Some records

▬▬▬▬▬▬▬▬▬▬

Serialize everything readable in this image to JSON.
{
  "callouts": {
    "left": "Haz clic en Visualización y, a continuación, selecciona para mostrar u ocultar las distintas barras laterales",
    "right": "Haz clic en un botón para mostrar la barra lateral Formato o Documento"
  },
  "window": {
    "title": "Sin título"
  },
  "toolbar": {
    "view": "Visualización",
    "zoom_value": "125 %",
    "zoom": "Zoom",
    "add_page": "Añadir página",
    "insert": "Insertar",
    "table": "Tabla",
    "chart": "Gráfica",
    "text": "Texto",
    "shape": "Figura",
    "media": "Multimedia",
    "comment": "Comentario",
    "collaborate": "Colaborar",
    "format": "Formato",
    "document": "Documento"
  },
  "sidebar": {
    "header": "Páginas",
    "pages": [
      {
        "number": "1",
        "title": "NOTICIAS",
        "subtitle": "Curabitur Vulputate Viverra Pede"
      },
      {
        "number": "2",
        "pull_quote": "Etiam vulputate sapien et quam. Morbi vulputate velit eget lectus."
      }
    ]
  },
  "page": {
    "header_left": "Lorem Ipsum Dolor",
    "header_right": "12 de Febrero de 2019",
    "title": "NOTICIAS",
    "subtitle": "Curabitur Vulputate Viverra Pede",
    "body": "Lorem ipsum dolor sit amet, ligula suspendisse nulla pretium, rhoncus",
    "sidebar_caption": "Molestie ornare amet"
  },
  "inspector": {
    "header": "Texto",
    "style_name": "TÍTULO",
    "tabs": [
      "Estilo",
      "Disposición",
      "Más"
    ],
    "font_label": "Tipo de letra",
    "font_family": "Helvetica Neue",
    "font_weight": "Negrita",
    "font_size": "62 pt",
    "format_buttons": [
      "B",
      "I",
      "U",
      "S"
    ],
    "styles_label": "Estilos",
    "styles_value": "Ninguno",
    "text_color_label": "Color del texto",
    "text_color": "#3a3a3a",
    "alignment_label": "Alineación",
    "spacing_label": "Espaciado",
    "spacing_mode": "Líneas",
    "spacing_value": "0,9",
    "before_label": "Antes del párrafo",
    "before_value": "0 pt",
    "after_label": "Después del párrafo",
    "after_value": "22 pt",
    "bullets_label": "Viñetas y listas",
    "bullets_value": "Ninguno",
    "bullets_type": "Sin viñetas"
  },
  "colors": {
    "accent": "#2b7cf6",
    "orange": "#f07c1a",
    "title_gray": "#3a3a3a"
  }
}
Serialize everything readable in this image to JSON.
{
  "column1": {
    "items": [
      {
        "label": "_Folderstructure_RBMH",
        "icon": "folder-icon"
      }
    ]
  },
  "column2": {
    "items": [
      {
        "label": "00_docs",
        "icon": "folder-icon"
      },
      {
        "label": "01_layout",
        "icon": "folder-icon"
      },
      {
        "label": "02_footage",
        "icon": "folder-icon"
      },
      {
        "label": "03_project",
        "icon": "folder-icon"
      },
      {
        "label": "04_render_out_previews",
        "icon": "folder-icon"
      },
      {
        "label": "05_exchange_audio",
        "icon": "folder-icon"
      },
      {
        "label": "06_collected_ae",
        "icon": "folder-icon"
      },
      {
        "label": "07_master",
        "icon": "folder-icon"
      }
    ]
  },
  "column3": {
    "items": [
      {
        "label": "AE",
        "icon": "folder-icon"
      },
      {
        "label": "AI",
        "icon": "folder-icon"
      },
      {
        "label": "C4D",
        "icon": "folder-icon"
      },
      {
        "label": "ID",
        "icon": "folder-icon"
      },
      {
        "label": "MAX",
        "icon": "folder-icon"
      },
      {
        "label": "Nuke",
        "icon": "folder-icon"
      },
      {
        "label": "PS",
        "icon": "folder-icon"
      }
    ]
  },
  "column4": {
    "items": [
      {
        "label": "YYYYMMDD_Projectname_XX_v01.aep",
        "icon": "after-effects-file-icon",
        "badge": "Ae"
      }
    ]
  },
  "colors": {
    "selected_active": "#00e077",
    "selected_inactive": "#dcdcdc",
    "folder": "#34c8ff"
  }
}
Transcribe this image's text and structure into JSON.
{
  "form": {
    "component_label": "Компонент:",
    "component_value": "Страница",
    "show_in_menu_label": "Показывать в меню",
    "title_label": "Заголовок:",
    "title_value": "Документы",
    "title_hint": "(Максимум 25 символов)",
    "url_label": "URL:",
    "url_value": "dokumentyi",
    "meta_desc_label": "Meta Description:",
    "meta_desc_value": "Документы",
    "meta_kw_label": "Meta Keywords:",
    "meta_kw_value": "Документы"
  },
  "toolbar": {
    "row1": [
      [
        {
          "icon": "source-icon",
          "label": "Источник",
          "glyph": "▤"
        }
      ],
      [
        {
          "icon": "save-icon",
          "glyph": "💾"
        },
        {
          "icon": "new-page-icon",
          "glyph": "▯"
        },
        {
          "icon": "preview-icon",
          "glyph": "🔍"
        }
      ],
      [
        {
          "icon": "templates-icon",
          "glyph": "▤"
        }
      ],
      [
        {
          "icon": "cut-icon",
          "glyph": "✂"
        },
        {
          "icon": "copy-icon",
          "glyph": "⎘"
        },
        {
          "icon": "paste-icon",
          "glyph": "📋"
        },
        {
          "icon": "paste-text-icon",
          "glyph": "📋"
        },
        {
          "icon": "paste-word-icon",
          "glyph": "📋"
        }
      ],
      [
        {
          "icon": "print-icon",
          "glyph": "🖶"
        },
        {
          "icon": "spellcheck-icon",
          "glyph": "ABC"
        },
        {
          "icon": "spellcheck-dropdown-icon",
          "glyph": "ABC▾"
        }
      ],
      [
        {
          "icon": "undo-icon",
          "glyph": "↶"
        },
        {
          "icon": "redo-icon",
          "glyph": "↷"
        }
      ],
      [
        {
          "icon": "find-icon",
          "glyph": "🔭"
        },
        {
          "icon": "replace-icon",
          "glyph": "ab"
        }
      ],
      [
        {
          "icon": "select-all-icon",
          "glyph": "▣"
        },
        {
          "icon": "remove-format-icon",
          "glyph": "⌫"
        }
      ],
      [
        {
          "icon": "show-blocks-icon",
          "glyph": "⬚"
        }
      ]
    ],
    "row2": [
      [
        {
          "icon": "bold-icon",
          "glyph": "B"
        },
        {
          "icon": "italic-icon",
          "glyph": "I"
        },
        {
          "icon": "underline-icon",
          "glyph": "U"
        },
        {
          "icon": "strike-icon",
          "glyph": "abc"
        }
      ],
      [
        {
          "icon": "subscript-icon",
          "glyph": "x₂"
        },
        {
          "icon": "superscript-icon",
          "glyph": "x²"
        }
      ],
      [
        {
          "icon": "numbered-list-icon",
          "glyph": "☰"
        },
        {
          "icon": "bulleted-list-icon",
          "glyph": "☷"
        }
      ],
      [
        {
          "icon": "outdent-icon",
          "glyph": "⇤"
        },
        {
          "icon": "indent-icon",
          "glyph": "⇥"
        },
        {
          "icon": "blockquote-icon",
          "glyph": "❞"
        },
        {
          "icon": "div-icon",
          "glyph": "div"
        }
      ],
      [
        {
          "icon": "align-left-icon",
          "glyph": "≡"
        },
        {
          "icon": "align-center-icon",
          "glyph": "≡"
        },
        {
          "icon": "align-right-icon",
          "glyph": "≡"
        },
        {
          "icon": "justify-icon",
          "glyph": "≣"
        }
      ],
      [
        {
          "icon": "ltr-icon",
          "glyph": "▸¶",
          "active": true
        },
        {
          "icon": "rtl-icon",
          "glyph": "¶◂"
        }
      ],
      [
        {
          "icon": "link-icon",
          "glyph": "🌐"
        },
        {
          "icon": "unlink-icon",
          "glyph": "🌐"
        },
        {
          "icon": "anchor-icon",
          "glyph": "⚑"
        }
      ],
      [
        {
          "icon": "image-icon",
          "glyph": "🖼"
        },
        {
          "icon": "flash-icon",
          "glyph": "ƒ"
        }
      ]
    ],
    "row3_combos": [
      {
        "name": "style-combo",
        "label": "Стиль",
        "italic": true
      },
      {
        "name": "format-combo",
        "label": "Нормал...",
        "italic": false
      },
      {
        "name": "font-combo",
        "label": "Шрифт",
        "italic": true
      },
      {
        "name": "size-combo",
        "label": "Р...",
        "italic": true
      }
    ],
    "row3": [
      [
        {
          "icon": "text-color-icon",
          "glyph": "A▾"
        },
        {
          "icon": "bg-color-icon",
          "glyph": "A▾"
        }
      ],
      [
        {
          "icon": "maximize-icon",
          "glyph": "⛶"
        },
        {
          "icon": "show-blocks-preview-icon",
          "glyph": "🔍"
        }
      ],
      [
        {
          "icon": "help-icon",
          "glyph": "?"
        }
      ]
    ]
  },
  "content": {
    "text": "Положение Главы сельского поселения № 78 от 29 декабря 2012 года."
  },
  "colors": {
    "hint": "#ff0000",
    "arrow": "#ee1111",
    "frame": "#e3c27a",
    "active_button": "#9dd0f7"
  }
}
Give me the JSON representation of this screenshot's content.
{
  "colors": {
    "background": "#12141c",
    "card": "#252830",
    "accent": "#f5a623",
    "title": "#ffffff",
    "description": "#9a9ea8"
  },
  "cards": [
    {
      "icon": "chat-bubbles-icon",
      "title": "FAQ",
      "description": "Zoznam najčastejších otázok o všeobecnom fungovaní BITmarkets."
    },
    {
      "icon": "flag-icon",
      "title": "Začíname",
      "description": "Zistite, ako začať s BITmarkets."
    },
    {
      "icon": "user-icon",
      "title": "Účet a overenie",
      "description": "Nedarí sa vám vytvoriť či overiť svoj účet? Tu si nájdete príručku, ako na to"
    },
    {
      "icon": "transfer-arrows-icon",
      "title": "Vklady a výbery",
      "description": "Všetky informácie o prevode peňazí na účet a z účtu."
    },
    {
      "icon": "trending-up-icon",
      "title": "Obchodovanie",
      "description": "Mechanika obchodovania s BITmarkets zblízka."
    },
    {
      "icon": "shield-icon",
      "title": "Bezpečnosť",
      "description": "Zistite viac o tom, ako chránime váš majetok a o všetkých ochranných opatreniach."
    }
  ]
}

▬▬▬▬▬▬▬▬▬▬

[What to do] Pick out the lines that have the word "mostrar". Copy them all.

[Solution to the problem]
    "left": "Haz clic en Visualización y, a continuación, selecciona para mostrar u ocultar las distintas barras laterales",
    "right": "Haz clic en un botón para mostrar la barra lateral Formato o Documento"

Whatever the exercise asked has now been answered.